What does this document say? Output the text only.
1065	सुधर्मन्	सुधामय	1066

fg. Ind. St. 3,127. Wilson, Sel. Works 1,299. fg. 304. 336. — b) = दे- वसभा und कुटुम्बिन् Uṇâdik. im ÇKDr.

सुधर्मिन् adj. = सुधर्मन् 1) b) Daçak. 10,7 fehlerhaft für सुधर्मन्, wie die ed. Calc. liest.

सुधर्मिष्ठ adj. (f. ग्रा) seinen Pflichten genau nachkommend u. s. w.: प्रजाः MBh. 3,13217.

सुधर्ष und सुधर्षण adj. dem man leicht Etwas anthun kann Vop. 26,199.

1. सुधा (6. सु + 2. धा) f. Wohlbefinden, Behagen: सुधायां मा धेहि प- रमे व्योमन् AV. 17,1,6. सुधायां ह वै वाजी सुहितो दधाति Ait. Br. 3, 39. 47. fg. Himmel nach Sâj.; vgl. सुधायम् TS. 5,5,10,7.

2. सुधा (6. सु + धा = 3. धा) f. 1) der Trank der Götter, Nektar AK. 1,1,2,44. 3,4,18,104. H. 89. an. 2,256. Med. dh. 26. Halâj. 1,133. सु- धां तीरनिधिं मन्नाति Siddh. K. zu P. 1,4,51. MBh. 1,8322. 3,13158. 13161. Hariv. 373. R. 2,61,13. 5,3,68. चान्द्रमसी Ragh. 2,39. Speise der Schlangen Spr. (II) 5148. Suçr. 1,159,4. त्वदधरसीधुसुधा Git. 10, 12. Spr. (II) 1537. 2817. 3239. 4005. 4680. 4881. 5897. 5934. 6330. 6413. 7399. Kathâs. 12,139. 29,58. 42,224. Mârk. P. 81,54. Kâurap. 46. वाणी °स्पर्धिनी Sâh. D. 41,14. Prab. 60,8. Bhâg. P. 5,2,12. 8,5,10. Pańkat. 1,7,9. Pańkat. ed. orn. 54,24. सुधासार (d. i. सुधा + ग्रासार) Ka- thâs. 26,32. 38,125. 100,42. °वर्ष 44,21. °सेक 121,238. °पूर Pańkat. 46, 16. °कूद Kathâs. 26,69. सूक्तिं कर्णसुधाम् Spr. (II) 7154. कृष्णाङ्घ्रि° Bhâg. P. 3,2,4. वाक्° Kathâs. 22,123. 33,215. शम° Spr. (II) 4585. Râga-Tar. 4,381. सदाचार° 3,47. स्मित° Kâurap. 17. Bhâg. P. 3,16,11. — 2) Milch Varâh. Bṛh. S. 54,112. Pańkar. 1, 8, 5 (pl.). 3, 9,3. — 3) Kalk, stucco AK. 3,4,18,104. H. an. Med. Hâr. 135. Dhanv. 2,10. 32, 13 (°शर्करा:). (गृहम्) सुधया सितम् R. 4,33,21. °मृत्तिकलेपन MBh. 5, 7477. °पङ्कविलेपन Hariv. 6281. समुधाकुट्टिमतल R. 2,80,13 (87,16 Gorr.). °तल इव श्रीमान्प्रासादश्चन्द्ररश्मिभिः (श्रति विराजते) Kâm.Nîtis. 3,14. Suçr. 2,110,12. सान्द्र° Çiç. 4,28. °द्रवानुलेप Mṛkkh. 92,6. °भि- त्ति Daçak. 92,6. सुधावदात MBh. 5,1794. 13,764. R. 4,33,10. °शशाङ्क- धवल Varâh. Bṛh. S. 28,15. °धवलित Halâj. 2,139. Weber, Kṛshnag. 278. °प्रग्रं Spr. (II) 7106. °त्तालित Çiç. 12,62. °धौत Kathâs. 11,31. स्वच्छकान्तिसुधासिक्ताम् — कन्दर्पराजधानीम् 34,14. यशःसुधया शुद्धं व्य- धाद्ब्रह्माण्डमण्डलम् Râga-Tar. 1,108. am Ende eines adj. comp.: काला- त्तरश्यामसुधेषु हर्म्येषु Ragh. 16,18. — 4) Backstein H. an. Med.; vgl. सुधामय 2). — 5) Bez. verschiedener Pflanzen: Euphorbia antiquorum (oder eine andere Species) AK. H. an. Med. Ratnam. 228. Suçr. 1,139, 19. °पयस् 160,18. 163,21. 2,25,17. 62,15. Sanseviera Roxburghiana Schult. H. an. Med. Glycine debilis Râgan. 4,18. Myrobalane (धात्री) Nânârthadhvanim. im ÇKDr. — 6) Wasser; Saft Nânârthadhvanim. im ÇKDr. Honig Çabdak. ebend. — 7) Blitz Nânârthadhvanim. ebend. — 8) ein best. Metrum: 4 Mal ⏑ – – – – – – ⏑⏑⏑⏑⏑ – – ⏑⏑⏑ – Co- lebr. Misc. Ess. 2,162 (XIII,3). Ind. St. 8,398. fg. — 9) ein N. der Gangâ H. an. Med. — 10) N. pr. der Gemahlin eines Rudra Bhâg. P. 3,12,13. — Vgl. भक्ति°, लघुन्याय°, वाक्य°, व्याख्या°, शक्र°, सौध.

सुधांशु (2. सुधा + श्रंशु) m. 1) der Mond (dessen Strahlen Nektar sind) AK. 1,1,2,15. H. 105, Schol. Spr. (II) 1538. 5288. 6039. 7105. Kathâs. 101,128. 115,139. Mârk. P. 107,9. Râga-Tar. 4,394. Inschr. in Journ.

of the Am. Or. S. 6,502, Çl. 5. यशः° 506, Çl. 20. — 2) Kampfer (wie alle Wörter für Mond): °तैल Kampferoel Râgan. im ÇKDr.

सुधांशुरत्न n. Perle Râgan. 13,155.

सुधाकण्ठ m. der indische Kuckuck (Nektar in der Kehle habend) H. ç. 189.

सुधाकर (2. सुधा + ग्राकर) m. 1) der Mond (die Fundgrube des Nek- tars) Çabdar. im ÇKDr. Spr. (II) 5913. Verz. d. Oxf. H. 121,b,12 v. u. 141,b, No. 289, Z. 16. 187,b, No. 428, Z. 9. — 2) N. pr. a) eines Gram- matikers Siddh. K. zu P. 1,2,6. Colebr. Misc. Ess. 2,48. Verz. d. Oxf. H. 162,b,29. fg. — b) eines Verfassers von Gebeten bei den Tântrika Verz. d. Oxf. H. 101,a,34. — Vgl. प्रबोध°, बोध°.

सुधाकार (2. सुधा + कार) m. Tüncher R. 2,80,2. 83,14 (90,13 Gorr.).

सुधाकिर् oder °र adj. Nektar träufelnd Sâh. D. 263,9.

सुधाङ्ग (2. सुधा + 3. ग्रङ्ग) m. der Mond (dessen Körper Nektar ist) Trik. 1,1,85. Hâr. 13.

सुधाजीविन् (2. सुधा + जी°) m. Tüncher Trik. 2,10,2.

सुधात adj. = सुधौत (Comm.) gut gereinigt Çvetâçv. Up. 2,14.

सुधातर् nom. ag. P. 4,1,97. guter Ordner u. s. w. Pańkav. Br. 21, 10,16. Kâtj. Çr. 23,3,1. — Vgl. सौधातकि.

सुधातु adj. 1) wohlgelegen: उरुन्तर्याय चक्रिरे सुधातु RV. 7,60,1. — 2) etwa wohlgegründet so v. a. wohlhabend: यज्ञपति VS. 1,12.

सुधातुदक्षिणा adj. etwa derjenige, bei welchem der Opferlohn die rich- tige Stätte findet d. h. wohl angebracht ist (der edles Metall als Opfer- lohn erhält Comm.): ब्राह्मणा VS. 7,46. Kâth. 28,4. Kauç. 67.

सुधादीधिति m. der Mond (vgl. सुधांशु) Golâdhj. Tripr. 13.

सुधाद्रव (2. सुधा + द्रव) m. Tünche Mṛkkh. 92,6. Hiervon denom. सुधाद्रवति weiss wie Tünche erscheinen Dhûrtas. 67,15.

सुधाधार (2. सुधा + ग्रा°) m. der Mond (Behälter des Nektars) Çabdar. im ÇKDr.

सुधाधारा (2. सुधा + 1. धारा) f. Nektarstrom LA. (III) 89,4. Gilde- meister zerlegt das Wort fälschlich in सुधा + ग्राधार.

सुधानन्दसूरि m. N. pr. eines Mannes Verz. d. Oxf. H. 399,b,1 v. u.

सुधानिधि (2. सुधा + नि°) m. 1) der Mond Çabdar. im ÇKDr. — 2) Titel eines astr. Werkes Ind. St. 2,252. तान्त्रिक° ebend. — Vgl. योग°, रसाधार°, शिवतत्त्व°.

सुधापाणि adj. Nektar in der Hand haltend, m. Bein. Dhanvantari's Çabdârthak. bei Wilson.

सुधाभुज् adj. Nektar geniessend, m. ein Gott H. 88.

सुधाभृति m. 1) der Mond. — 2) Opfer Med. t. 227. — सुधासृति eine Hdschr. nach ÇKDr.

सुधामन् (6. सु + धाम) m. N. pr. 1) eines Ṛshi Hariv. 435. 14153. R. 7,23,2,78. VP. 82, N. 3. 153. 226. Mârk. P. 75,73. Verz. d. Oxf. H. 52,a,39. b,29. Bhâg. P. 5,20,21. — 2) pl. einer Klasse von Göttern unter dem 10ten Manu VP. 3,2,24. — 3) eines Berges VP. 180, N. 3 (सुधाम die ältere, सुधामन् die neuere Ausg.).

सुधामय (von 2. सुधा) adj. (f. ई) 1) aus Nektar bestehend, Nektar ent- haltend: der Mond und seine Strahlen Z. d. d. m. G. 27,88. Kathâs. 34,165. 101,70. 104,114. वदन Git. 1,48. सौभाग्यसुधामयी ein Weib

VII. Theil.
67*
• • • •
**What is required**:
The word "Verz" appears in how many lines of the records? Give the number only.

**Response below**:
3